_RECORDS FOR THIS EXERCISE_

::::

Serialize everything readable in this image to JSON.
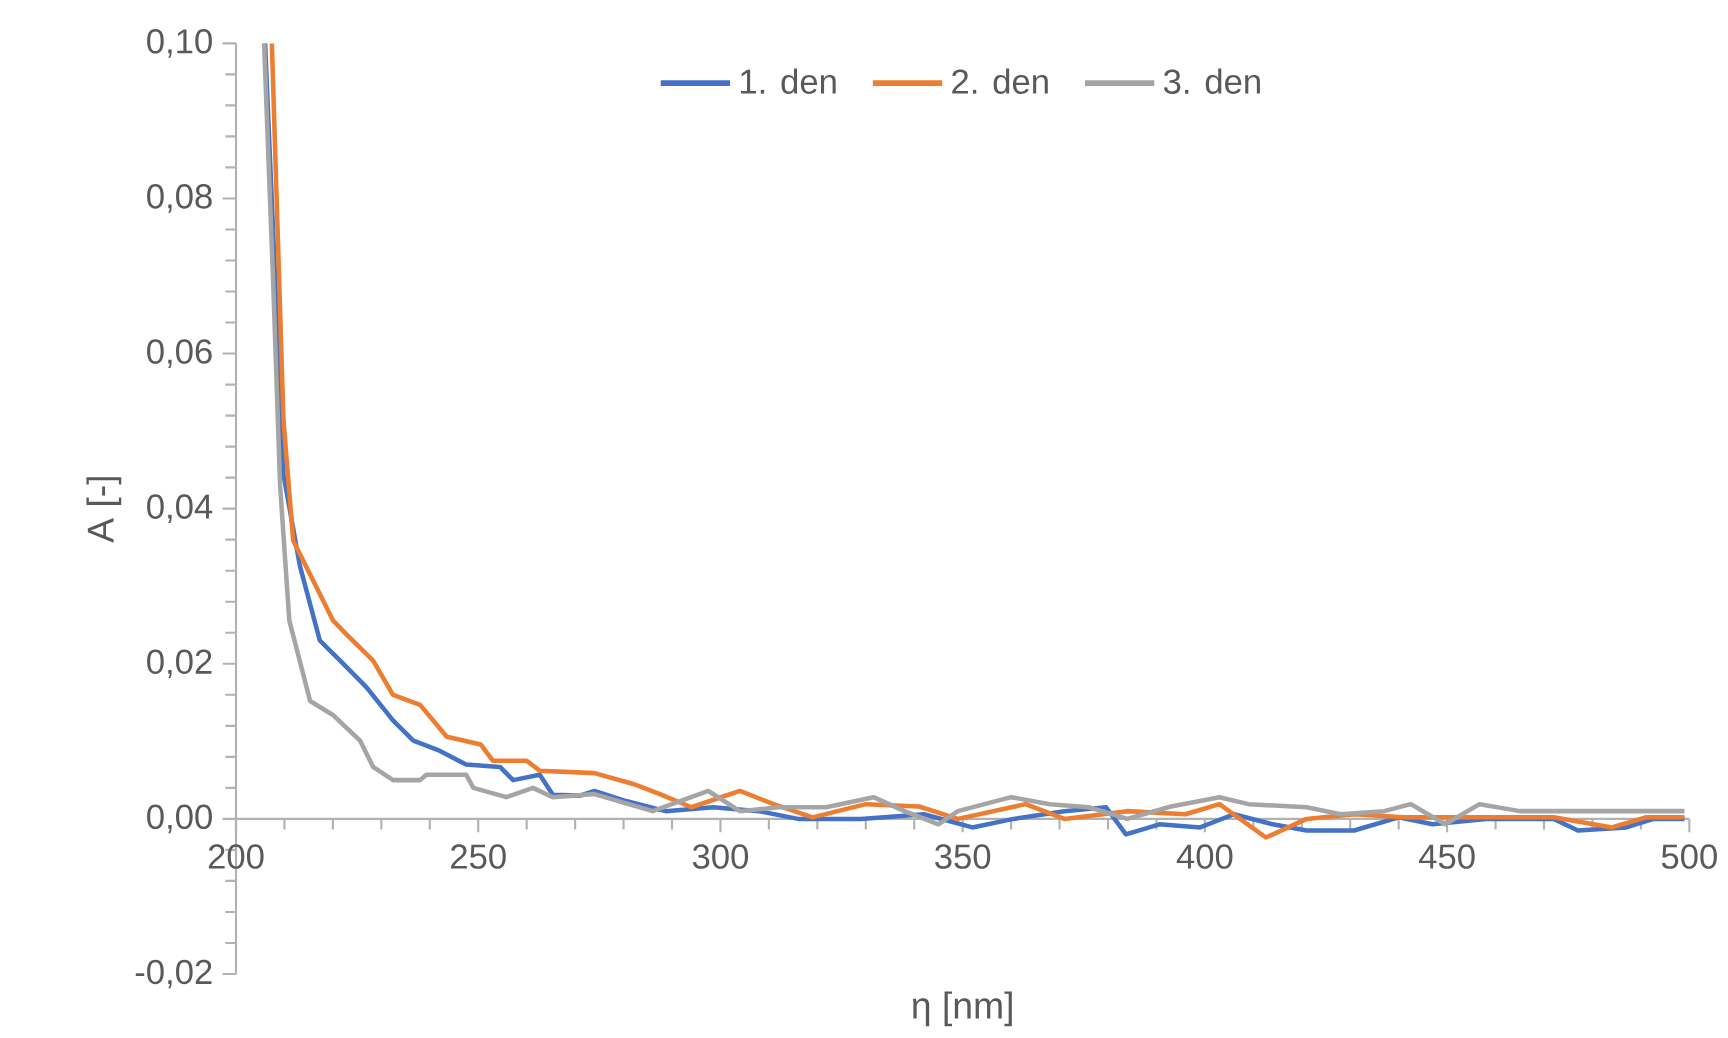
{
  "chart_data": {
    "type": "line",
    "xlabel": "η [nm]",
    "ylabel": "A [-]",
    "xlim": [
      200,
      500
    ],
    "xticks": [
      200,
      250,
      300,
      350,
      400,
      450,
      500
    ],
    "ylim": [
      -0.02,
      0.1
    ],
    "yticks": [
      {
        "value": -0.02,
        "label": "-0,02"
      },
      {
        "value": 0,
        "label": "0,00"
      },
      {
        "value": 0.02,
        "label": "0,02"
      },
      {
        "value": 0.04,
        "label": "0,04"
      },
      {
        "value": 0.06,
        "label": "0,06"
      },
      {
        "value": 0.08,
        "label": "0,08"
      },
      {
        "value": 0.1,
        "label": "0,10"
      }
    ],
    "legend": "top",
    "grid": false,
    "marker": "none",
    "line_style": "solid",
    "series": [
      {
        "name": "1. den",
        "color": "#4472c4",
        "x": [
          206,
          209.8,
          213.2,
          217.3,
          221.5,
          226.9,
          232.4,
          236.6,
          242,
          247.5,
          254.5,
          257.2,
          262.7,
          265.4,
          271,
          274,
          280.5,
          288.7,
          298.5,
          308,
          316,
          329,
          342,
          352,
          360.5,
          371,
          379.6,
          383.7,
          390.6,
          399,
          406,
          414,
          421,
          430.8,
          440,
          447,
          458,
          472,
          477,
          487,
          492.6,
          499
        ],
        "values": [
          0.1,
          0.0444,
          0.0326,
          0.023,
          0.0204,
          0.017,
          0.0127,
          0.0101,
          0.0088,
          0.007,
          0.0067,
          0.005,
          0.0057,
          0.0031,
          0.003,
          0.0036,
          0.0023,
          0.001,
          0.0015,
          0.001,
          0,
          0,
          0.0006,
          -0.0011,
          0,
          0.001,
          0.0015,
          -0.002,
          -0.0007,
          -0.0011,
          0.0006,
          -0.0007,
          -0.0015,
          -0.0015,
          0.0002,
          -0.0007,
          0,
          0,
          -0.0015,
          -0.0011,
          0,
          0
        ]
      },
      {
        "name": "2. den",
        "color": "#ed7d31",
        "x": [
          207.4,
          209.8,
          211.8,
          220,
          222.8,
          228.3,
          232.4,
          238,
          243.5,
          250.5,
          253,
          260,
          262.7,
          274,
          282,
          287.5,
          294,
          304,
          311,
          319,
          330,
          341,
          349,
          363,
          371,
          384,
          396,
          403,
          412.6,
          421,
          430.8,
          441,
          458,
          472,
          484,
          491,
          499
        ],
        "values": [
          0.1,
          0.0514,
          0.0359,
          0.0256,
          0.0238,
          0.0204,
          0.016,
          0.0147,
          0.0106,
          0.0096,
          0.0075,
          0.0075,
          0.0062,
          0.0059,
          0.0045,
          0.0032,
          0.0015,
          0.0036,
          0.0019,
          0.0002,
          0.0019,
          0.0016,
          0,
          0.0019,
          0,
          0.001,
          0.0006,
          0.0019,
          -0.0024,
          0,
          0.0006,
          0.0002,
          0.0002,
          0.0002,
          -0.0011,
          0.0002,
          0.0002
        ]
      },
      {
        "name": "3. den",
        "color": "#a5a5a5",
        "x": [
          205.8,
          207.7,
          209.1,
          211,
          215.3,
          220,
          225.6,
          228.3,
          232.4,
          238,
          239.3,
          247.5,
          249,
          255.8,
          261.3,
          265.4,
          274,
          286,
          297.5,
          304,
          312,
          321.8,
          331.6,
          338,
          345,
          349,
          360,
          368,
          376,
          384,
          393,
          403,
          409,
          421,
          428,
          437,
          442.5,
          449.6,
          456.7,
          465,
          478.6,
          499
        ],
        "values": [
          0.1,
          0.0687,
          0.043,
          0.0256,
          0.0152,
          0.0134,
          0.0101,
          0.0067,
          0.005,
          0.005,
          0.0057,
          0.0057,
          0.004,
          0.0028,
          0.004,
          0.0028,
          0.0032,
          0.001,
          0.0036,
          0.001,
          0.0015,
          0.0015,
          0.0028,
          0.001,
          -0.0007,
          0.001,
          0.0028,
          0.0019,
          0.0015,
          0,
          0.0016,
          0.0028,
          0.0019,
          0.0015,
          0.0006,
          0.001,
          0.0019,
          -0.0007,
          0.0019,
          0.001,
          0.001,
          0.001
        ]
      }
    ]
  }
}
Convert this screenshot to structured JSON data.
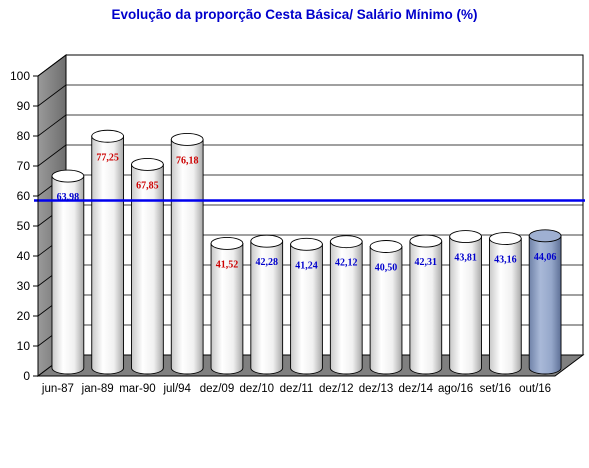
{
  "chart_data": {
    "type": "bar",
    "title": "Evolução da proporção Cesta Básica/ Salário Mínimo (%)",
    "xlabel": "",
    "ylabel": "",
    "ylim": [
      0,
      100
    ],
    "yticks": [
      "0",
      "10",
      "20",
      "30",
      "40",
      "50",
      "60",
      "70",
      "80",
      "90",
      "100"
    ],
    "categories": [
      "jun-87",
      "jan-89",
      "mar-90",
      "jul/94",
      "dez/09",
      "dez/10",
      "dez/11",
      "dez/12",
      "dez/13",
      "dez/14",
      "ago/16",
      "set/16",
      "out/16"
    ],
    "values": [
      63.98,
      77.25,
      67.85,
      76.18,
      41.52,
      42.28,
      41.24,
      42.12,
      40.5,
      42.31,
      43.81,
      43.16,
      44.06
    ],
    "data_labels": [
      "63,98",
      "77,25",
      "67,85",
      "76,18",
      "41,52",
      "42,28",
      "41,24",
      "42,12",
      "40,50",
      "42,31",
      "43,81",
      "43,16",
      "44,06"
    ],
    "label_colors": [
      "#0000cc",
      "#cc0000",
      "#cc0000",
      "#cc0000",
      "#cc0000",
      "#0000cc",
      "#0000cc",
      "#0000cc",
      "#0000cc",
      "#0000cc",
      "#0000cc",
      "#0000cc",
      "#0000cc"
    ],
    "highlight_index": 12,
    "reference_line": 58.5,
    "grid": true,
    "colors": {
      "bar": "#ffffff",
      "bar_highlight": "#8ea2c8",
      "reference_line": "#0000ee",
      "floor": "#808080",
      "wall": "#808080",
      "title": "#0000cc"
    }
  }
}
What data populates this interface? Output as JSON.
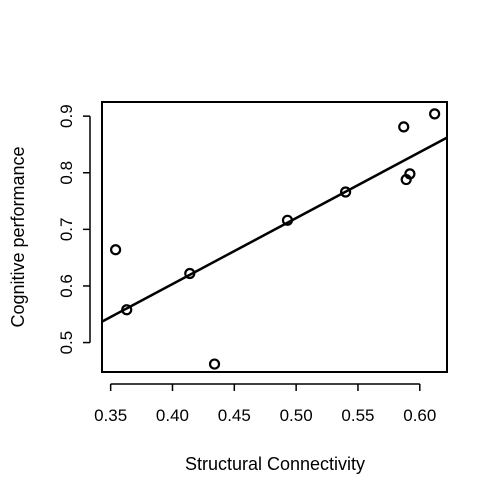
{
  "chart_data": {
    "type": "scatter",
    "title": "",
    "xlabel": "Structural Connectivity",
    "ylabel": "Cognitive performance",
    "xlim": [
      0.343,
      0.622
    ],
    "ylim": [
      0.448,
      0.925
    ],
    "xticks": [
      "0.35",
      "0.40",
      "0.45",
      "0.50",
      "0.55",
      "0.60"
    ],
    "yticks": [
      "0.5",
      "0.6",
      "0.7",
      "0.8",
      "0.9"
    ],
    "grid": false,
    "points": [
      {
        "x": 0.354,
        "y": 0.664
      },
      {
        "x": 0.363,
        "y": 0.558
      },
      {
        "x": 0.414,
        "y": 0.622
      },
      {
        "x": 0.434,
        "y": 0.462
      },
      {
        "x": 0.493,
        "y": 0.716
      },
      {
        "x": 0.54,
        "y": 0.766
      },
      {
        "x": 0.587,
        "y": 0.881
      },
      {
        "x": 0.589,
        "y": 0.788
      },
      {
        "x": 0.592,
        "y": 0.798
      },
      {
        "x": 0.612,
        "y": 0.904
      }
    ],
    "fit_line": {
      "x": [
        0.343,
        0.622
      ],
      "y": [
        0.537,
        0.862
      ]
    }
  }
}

::::

_STATED TASK_
Omit the pictures and restate the rest of the records verbatim.

_EXERCISE OUTPUT_
Serialize everything readable in this image to JSON.
{
  "chart_data": {
    "type": "line",
    "xlabel": "η [nm]",
    "ylabel": "A [-]",
    "xlim": [
      200,
      500
    ],
    "xticks": [
      200,
      250,
      300,
      350,
      400,
      450,
      500
    ],
    "ylim": [
      -0.02,
      0.1
    ],
    "yticks": [
      {
        "value": -0.02,
        "label": "-0,02"
      },
      {
        "value": 0,
        "label": "0,00"
      },
      {
        "value": 0.02,
        "label": "0,02"
      },
      {
        "value": 0.04,
        "label": "0,04"
      },
      {
        "value": 0.06,
        "label": "0,06"
      },
      {
        "value": 0.08,
        "label": "0,08"
      },
      {
        "value": 0.1,
        "label": "0,10"
      }
    ],
    "legend": "top",
    "grid": false,
    "marker": "none",
    "line_style": "solid",
    "series": [
      {
        "name": "1. den",
        "color": "#4472c4",
        "x": [
          206,
          209.8,
          213.2,
          217.3,
          221.5,
          226.9,
          232.4,
          236.6,
          242,
          247.5,
          254.5,
          257.2,
          262.7,
          265.4,
          271,
          274,
          280.5,
          288.7,
          298.5,
          308,
          316,
          329,
          342,
          352,
          360.5,
          371,
          379.6,
          383.7,
          390.6,
          399,
          406,
          414,
          421,
          430.8,
          440,
          447,
          458,
          472,
          477,
          487,
          492.6,
          499
        ],
        "values": [
          0.1,
          0.0444,
          0.0326,
          0.023,
          0.0204,
          0.017,
          0.0127,
          0.0101,
          0.0088,
          0.007,
          0.0067,
          0.005,
          0.0057,
          0.0031,
          0.003,
          0.0036,
          0.0023,
          0.001,
          0.0015,
          0.001,
          0,
          0,
          0.0006,
          -0.0011,
          0,
          0.001,
          0.0015,
          -0.002,
          -0.0007,
          -0.0011,
          0.0006,
          -0.0007,
          -0.0015,
          -0.0015,
          0.0002,
          -0.0007,
          0,
          0,
          -0.0015,
          -0.0011,
          0,
          0
        ]
      },
      {
        "name": "2. den",
        "color": "#ed7d31",
        "x": [
          207.4,
          209.8,
          211.8,
          220,
          222.8,
          228.3,
          232.4,
          238,
          243.5,
          250.5,
          253,
          260,
          262.7,
          274,
          282,
          287.5,
          294,
          304,
          311,
          319,
          330,
          341,
          349,
          363,
          371,
          384,
          396,
          403,
          412.6,
          421,
          430.8,
          441,
          458,
          472,
          484,
          491,
          499
        ],
        "values": [
          0.1,
          0.0514,
          0.0359,
          0.0256,
          0.0238,
          0.0204,
          0.016,
          0.0147,
          0.0106,
          0.0096,
          0.0075,
          0.0075,
          0.0062,
          0.0059,
          0.0045,
          0.0032,
          0.0015,
          0.0036,
          0.0019,
          0.0002,
          0.0019,
          0.0016,
          0,
          0.0019,
          0,
          0.001,
          0.0006,
          0.0019,
          -0.0024,
          0,
          0.0006,
          0.0002,
          0.0002,
          0.0002,
          -0.0011,
          0.0002,
          0.0002
        ]
      },
      {
        "name": "3. den",
        "color": "#a5a5a5",
        "x": [
          205.8,
          207.7,
          209.1,
          211,
          215.3,
          220,
          225.6,
          228.3,
          232.4,
          238,
          239.3,
          247.5,
          249,
          255.8,
          261.3,
          265.4,
          274,
          286,
          297.5,
          304,
          312,
          321.8,
          331.6,
          338,
          345,
          349,
          360,
          368,
          376,
          384,
          393,
          403,
          409,
          421,
          428,
          437,
          442.5,
          449.6,
          456.7,
          465,
          478.6,
          499
        ],
        "values": [
          0.1,
          0.0687,
          0.043,
          0.0256,
          0.0152,
          0.0134,
          0.0101,
          0.0067,
          0.005,
          0.005,
          0.0057,
          0.0057,
          0.004,
          0.0028,
          0.004,
          0.0028,
          0.0032,
          0.001,
          0.0036,
          0.001,
          0.0015,
          0.0015,
          0.0028,
          0.001,
          -0.0007,
          0.001,
          0.0028,
          0.0019,
          0.0015,
          0,
          0.0016,
          0.0028,
          0.0019,
          0.0015,
          0.0006,
          0.001,
          0.0019,
          -0.0007,
          0.0019,
          0.001,
          0.001,
          0.001
        ]
      }
    ]
  }
}
Convert this screenshot to structured JSON data.
{
  "chart_data": {
    "type": "bar",
    "title": "Evolução da proporção Cesta Básica/ Salário Mínimo (%)",
    "xlabel": "",
    "ylabel": "",
    "ylim": [
      0,
      100
    ],
    "yticks": [
      "0",
      "10",
      "20",
      "30",
      "40",
      "50",
      "60",
      "70",
      "80",
      "90",
      "100"
    ],
    "categories": [
      "jun-87",
      "jan-89",
      "mar-90",
      "jul/94",
      "dez/09",
      "dez/10",
      "dez/11",
      "dez/12",
      "dez/13",
      "dez/14",
      "ago/16",
      "set/16",
      "out/16"
    ],
    "values": [
      63.98,
      77.25,
      67.85,
      76.18,
      41.52,
      42.28,
      41.24,
      42.12,
      40.5,
      42.31,
      43.81,
      43.16,
      44.06
    ],
    "data_labels": [
      "63,98",
      "77,25",
      "67,85",
      "76,18",
      "41,52",
      "42,28",
      "41,24",
      "42,12",
      "40,50",
      "42,31",
      "43,81",
      "43,16",
      "44,06"
    ],
    "label_colors": [
      "#0000cc",
      "#cc0000",
      "#cc0000",
      "#cc0000",
      "#cc0000",
      "#0000cc",
      "#0000cc",
      "#0000cc",
      "#0000cc",
      "#0000cc",
      "#0000cc",
      "#0000cc",
      "#0000cc"
    ],
    "highlight_index": 12,
    "reference_line": 58.5,
    "grid": true,
    "colors": {
      "bar": "#ffffff",
      "bar_highlight": "#8ea2c8",
      "reference_line": "#0000ee",
      "floor": "#808080",
      "wall": "#808080",
      "title": "#0000cc"
    }
  }
}
What data populates this interface? Output as JSON.
{
  "chart_data": {
    "type": "scatter",
    "title": "",
    "xlabel": "Structural Connectivity",
    "ylabel": "Cognitive performance",
    "xlim": [
      0.343,
      0.622
    ],
    "ylim": [
      0.448,
      0.925
    ],
    "xticks": [
      "0.35",
      "0.40",
      "0.45",
      "0.50",
      "0.55",
      "0.60"
    ],
    "yticks": [
      "0.5",
      "0.6",
      "0.7",
      "0.8",
      "0.9"
    ],
    "grid": false,
    "points": [
      {
        "x": 0.354,
        "y": 0.664
      },
      {
        "x": 0.363,
        "y": 0.558
      },
      {
        "x": 0.414,
        "y": 0.622
      },
      {
        "x": 0.434,
        "y": 0.462
      },
      {
        "x": 0.493,
        "y": 0.716
      },
      {
        "x": 0.54,
        "y": 0.766
      },
      {
        "x": 0.587,
        "y": 0.881
      },
      {
        "x": 0.589,
        "y": 0.788
      },
      {
        "x": 0.592,
        "y": 0.798
      },
      {
        "x": 0.612,
        "y": 0.904
      }
    ],
    "fit_line": {
      "x": [
        0.343,
        0.622
      ],
      "y": [
        0.537,
        0.862
      ]
    }
  }
}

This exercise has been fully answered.